Spatial layout entries
---

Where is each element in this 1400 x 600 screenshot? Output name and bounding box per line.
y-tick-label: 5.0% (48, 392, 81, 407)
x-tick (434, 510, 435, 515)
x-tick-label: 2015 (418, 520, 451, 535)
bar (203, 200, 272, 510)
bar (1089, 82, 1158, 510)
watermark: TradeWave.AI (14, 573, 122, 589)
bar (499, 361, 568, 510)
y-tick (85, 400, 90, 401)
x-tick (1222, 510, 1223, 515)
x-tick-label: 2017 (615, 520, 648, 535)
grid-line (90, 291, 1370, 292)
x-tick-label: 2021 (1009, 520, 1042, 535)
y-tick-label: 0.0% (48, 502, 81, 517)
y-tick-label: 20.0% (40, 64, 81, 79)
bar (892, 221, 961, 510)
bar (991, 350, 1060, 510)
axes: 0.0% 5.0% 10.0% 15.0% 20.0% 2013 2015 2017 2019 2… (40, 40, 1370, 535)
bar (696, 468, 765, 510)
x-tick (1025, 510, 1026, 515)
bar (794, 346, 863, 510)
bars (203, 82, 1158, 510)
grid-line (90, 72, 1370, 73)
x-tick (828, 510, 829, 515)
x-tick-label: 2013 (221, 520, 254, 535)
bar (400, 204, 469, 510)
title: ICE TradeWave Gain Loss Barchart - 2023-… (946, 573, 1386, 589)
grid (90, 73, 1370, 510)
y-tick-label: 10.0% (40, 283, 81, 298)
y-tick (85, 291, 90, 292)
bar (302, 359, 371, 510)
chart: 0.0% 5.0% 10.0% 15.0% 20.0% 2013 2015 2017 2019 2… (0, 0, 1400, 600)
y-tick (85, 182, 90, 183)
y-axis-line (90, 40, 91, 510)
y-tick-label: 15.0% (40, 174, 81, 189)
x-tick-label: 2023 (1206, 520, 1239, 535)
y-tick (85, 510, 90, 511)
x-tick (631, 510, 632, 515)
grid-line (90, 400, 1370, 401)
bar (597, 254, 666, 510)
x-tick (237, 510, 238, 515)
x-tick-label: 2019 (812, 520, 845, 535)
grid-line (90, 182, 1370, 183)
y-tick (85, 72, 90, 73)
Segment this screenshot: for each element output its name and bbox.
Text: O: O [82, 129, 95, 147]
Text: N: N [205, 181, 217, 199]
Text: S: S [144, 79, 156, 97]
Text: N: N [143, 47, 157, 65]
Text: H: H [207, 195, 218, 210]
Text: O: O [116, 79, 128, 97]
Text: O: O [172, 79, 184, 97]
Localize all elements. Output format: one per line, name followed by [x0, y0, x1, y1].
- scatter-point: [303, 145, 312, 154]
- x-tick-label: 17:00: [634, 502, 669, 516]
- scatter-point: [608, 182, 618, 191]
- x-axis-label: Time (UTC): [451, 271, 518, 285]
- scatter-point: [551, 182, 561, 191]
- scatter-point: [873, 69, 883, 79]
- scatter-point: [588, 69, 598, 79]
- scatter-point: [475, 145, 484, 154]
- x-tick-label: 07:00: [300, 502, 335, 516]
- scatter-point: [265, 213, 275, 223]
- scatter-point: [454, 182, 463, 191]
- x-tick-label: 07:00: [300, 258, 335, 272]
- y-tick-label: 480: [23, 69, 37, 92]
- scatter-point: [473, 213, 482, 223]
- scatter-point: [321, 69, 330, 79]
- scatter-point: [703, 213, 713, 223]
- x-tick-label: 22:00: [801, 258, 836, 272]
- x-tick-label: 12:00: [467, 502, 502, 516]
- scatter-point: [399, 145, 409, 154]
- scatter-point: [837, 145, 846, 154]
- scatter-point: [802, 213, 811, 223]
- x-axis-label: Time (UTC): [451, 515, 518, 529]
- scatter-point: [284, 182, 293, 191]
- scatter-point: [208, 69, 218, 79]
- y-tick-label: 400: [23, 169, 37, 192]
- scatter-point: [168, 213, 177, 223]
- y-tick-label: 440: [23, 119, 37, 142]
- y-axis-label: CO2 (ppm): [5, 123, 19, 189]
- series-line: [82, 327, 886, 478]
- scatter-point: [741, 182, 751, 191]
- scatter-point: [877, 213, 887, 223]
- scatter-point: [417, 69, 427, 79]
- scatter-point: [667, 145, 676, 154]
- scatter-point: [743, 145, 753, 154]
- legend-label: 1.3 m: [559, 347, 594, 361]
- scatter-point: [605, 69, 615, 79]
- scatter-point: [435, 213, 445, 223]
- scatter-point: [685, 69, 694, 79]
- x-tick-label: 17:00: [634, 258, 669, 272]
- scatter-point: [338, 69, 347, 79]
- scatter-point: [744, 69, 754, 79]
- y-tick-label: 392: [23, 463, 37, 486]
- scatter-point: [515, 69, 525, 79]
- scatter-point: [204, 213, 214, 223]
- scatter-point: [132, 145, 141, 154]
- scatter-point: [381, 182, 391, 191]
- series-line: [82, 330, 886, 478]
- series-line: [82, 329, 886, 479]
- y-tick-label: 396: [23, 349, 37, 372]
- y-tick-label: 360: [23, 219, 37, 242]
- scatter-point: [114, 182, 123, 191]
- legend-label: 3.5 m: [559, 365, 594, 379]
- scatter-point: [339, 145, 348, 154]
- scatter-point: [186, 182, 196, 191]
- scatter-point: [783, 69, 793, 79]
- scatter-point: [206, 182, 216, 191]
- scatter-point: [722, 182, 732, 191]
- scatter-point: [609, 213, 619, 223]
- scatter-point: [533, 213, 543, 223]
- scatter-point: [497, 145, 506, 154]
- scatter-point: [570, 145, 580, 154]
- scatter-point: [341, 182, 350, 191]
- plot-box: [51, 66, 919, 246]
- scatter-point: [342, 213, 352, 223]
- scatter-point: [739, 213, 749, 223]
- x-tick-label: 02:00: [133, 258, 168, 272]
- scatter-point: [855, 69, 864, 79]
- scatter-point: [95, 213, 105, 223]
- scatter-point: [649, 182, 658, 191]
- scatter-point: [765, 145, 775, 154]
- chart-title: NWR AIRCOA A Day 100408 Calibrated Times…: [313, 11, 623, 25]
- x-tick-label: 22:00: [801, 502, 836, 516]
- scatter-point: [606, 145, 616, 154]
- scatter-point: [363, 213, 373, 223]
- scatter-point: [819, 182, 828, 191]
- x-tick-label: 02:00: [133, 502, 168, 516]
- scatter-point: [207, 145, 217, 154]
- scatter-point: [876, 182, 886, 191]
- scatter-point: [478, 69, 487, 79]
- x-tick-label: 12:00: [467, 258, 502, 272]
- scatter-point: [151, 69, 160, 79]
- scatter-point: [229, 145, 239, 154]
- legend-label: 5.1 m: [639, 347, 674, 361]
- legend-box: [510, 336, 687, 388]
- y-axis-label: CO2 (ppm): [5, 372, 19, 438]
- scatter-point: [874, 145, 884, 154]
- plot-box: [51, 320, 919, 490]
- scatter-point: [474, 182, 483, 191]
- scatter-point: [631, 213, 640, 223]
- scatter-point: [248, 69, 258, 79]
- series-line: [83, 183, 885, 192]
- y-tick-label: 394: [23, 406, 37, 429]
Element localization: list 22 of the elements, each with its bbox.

---

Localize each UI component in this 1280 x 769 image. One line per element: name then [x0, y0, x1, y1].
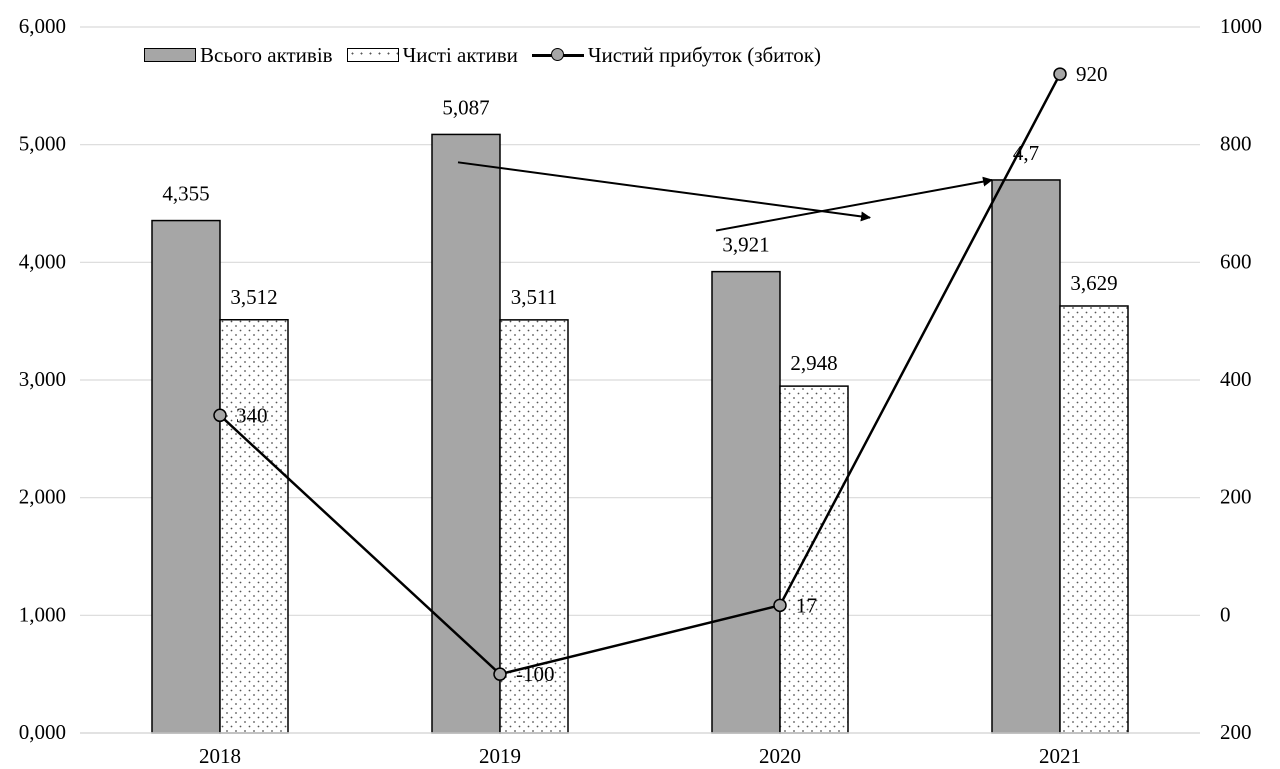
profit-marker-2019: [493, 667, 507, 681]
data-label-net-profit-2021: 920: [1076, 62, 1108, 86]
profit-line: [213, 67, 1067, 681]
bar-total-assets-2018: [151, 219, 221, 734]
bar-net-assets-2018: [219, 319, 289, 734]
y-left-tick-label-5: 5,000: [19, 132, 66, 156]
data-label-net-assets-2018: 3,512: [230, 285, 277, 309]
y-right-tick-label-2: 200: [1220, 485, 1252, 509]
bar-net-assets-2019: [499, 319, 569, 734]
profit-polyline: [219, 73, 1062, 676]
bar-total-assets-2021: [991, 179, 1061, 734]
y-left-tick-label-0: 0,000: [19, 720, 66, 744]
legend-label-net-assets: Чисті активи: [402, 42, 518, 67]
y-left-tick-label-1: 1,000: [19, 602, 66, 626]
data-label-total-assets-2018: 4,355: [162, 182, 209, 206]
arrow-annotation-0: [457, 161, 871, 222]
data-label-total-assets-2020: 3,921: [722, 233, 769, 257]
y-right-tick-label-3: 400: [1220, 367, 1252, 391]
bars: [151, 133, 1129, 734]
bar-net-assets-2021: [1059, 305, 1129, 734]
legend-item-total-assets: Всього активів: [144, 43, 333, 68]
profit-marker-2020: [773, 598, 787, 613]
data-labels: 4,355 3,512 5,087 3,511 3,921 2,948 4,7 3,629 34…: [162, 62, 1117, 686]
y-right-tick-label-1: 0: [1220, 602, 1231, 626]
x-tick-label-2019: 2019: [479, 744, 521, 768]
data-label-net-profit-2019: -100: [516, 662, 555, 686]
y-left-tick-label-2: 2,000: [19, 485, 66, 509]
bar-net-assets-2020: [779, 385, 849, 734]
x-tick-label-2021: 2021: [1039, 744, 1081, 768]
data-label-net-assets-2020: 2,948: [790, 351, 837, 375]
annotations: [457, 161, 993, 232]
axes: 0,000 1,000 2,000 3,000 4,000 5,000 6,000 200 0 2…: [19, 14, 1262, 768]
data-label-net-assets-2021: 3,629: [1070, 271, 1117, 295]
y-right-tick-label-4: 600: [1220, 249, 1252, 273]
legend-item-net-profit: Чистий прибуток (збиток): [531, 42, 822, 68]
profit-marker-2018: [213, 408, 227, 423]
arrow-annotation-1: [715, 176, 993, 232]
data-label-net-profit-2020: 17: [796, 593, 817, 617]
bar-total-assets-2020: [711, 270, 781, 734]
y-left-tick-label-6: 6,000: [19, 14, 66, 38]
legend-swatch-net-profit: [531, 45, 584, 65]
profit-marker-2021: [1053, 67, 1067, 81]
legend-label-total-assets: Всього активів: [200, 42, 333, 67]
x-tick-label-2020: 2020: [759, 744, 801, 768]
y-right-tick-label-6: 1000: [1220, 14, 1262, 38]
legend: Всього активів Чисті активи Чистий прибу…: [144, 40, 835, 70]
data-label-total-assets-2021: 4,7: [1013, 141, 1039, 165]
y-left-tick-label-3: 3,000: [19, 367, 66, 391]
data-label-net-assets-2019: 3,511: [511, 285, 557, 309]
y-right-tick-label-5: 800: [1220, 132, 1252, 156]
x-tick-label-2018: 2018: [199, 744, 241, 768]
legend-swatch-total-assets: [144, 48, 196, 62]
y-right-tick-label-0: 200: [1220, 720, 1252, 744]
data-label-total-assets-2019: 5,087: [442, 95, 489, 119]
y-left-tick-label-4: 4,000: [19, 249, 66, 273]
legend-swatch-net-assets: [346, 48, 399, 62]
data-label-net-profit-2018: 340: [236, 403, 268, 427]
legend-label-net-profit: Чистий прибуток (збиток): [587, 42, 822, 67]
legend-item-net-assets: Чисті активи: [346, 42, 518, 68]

---

- STATED GOAL -
Please copy out the lines of the material without any changes, starting at the line that contains "Where is each" and ending after the line that contains "bar (302, 359, 371, 510)".

- ANSWER TO THIS PROBLEM -
Where is each element in this 1400 x 600 screenshot? Output name and bounding box per line.
y-tick-label: 5.0% (48, 392, 81, 407)
x-tick (434, 510, 435, 515)
x-tick-label: 2015 (418, 520, 451, 535)
bar (203, 200, 272, 510)
bar (1089, 82, 1158, 510)
watermark: TradeWave.AI (14, 573, 122, 589)
bar (499, 361, 568, 510)
y-tick (85, 400, 90, 401)
x-tick (1222, 510, 1223, 515)
x-tick-label: 2017 (615, 520, 648, 535)
grid-line (90, 291, 1370, 292)
x-tick-label: 2021 (1009, 520, 1042, 535)
y-tick-label: 0.0% (48, 502, 81, 517)
y-tick-label: 20.0% (40, 64, 81, 79)
bar (892, 221, 961, 510)
bar (991, 350, 1060, 510)
axes: 0.0% 5.0% 10.0% 15.0% 20.0% 2013 2015 2017 2019 2… (40, 40, 1370, 535)
bar (696, 468, 765, 510)
x-tick (1025, 510, 1026, 515)
bar (794, 346, 863, 510)
bars (203, 82, 1158, 510)
grid-line (90, 72, 1370, 73)
x-tick (828, 510, 829, 515)
x-tick-label: 2013 (221, 520, 254, 535)
bar (400, 204, 469, 510)
title: ICE TradeWave Gain Loss Barchart - 2023-… (946, 573, 1386, 589)
grid (90, 73, 1370, 510)
y-tick-label: 10.0% (40, 283, 81, 298)
y-tick (85, 291, 90, 292)
bar (302, 359, 371, 510)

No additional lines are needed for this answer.